• **What needs to be done**
All of the material below is to be returned exactly.

• **Available records**

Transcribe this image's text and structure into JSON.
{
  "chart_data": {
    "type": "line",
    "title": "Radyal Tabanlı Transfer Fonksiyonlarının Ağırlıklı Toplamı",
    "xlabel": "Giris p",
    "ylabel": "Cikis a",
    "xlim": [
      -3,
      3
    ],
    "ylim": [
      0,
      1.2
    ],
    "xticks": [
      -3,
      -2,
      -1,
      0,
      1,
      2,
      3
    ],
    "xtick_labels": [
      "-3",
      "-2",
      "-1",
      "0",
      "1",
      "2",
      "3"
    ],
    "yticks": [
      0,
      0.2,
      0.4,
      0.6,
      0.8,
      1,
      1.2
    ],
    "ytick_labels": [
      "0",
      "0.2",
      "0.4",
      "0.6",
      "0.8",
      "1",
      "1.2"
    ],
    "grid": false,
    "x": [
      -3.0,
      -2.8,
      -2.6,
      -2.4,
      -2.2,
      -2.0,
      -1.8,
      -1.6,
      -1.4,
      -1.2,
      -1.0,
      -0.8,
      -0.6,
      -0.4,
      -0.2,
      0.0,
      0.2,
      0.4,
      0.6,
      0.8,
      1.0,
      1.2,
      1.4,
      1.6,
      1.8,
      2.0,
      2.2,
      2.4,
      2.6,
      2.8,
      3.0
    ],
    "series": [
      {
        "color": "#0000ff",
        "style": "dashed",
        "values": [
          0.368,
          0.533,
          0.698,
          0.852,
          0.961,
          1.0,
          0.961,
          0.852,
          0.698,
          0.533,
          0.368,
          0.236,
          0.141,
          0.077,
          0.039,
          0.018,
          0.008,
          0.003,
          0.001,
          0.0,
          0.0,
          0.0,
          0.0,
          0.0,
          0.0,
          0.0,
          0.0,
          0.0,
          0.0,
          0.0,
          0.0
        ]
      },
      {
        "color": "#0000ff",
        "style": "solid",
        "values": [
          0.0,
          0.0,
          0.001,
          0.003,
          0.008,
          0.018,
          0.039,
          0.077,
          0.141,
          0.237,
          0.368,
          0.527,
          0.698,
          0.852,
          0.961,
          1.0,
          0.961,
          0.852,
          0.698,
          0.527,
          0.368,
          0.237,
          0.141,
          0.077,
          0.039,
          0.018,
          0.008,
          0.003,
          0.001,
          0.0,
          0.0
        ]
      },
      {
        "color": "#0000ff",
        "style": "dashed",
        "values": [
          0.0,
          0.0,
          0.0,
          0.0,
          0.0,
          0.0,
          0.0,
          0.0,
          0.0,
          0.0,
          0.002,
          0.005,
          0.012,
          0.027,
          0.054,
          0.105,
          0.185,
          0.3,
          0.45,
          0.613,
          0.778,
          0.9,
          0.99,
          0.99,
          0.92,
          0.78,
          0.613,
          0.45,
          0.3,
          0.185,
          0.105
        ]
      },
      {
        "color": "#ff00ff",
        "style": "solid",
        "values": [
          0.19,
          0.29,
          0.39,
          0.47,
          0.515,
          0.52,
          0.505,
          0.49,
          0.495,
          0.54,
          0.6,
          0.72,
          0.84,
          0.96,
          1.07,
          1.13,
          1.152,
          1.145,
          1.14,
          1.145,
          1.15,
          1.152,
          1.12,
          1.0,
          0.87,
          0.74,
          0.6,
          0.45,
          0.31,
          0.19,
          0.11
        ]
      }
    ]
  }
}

• **Result**
Transcribe this image's text and structure into JSON.
{
  "chart_data": {
    "type": "line",
    "title": "Radyal Tabanlı Transfer Fonksiyonlarının Ağırlıklı Toplamı",
    "xlabel": "Giris p",
    "ylabel": "Cikis a",
    "xlim": [
      -3,
      3
    ],
    "ylim": [
      0,
      1.2
    ],
    "xticks": [
      -3,
      -2,
      -1,
      0,
      1,
      2,
      3
    ],
    "xtick_labels": [
      "-3",
      "-2",
      "-1",
      "0",
      "1",
      "2",
      "3"
    ],
    "yticks": [
      0,
      0.2,
      0.4,
      0.6,
      0.8,
      1,
      1.2
    ],
    "ytick_labels": [
      "0",
      "0.2",
      "0.4",
      "0.6",
      "0.8",
      "1",
      "1.2"
    ],
    "grid": false,
    "x": [
      -3.0,
      -2.8,
      -2.6,
      -2.4,
      -2.2,
      -2.0,
      -1.8,
      -1.6,
      -1.4,
      -1.2,
      -1.0,
      -0.8,
      -0.6,
      -0.4,
      -0.2,
      0.0,
      0.2,
      0.4,
      0.6,
      0.8,
      1.0,
      1.2,
      1.4,
      1.6,
      1.8,
      2.0,
      2.2,
      2.4,
      2.6,
      2.8,
      3.0
    ],
    "series": [
      {
        "color": "#0000ff",
        "style": "dashed",
        "values": [
          0.368,
          0.533,
          0.698,
          0.852,
          0.961,
          1.0,
          0.961,
          0.852,
          0.698,
          0.533,
          0.368,
          0.236,
          0.141,
          0.077,
          0.039,
          0.018,
          0.008,
          0.003,
          0.001,
          0.0,
          0.0,
          0.0,
          0.0,
          0.0,
          0.0,
          0.0,
          0.0,
          0.0,
          0.0,
          0.0,
          0.0
        ]
      },
      {
        "color": "#0000ff",
        "style": "solid",
        "values": [
          0.0,
          0.0,
          0.001,
          0.003,
          0.008,
          0.018,
          0.039,
          0.077,
          0.141,
          0.237,
          0.368,
          0.527,
          0.698,
          0.852,
          0.961,
          1.0,
          0.961,
          0.852,
          0.698,
          0.527,
          0.368,
          0.237,
          0.141,
          0.077,
          0.039,
          0.018,
          0.008,
          0.003,
          0.001,
          0.0,
          0.0
        ]
      },
      {
        "color": "#0000ff",
        "style": "dashed",
        "values": [
          0.0,
          0.0,
          0.0,
          0.0,
          0.0,
          0.0,
          0.0,
          0.0,
          0.0,
          0.0,
          0.002,
          0.005,
          0.012,
          0.027,
          0.054,
          0.105,
          0.185,
          0.3,
          0.45,
          0.613,
          0.778,
          0.9,
          0.99,
          0.99,
          0.92,
          0.78,
          0.613,
          0.45,
          0.3,
          0.185,
          0.105
        ]
      },
      {
        "color": "#ff00ff",
        "style": "solid",
        "values": [
          0.19,
          0.29,
          0.39,
          0.47,
          0.515,
          0.52,
          0.505,
          0.49,
          0.495,
          0.54,
          0.6,
          0.72,
          0.84,
          0.96,
          1.07,
          1.13,
          1.152,
          1.145,
          1.14,
          1.145,
          1.15,
          1.152,
          1.12,
          1.0,
          0.87,
          0.74,
          0.6,
          0.45,
          0.31,
          0.19,
          0.11
        ]
      }
    ]
  }
}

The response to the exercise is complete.